(Collected data entries)
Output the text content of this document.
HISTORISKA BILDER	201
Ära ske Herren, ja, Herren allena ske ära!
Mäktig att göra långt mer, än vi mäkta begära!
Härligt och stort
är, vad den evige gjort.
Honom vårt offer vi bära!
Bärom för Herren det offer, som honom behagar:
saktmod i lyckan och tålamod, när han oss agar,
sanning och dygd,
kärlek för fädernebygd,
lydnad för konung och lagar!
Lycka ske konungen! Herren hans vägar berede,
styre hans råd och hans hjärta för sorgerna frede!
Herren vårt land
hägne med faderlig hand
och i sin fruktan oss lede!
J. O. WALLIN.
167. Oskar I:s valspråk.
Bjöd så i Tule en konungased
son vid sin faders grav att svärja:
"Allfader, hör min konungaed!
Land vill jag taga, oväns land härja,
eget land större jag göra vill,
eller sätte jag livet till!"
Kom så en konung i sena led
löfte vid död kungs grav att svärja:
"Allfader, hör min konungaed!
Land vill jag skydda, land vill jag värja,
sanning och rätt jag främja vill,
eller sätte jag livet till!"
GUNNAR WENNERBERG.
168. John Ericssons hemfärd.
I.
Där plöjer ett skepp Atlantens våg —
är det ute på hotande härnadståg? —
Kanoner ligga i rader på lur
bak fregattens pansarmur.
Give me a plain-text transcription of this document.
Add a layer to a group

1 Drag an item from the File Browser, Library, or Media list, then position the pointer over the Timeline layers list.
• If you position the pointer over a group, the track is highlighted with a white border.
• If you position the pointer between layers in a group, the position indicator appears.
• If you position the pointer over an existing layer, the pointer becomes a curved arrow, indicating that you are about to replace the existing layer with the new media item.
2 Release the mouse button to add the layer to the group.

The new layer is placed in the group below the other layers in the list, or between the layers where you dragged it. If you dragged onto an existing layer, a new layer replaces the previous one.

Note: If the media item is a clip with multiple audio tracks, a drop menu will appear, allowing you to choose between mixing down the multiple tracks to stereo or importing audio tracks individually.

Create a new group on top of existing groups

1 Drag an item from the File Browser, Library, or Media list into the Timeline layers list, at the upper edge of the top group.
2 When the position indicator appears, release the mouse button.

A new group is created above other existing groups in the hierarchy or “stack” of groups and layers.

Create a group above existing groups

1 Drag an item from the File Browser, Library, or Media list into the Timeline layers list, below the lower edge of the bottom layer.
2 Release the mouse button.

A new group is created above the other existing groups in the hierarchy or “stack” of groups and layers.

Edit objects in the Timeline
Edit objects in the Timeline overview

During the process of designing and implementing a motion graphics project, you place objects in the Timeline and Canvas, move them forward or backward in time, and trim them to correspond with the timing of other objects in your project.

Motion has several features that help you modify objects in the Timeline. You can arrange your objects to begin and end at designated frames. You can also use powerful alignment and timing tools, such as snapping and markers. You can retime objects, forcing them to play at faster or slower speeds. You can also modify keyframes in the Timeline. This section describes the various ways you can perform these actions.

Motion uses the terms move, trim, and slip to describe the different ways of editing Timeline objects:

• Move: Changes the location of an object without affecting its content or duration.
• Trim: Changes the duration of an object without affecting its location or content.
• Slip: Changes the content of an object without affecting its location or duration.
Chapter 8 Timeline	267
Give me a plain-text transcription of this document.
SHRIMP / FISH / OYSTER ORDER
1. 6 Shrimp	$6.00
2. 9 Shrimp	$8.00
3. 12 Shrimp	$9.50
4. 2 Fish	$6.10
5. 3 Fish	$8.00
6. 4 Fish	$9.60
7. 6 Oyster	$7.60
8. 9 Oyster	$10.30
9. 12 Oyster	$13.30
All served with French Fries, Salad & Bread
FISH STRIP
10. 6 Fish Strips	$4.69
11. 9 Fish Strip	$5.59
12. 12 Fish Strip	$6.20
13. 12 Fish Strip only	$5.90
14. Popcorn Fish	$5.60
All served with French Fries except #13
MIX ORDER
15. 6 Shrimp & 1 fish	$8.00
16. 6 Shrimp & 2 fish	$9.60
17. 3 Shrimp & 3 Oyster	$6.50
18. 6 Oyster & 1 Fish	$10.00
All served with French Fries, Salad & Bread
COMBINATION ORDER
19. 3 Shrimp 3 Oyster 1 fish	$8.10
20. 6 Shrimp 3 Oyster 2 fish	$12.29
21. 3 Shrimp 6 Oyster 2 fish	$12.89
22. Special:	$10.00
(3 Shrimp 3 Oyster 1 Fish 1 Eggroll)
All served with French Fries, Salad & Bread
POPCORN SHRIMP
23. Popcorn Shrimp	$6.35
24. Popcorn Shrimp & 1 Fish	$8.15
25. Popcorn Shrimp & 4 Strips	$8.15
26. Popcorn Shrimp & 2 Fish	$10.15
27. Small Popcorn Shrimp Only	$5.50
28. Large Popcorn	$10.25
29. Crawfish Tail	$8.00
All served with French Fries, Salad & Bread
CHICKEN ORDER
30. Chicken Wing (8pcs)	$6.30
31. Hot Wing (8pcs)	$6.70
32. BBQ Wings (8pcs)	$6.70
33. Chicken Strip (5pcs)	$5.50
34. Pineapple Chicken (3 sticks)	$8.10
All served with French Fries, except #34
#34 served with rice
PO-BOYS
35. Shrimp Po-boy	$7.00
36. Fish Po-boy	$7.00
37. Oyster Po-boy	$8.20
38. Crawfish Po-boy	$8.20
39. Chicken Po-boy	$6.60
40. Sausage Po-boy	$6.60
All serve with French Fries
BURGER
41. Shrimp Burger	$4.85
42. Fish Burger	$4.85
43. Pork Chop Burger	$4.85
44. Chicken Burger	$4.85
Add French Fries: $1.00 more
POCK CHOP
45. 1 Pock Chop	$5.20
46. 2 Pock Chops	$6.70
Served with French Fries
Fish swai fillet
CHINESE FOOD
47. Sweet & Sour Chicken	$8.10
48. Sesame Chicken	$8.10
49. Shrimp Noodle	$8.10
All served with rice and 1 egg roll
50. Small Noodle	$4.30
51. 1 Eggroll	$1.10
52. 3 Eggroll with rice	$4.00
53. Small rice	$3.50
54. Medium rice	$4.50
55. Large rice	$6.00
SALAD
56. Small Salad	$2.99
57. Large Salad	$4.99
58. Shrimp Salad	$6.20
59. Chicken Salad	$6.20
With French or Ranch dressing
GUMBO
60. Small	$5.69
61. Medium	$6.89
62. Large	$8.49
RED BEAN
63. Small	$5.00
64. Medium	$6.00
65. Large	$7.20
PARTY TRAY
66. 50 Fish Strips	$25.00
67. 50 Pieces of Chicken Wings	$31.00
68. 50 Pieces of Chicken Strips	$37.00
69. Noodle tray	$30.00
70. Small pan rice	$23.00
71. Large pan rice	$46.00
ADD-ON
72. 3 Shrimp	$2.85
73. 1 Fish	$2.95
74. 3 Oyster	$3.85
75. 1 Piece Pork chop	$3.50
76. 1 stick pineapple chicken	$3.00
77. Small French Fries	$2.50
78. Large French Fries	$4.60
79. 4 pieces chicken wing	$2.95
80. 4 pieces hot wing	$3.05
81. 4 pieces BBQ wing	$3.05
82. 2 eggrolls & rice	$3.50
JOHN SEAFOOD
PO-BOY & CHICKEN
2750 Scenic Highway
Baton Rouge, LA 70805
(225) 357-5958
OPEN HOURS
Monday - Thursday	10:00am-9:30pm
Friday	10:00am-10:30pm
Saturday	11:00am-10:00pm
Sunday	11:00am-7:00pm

**SHORT PROBLEM**
From the material above, gather all lines that include the string "mouse" and copy them.

**RESULT**
2 Release the mouse button to add the layer to the group.
2 When the position indicator appears, release the mouse button.
2 Release the mouse button.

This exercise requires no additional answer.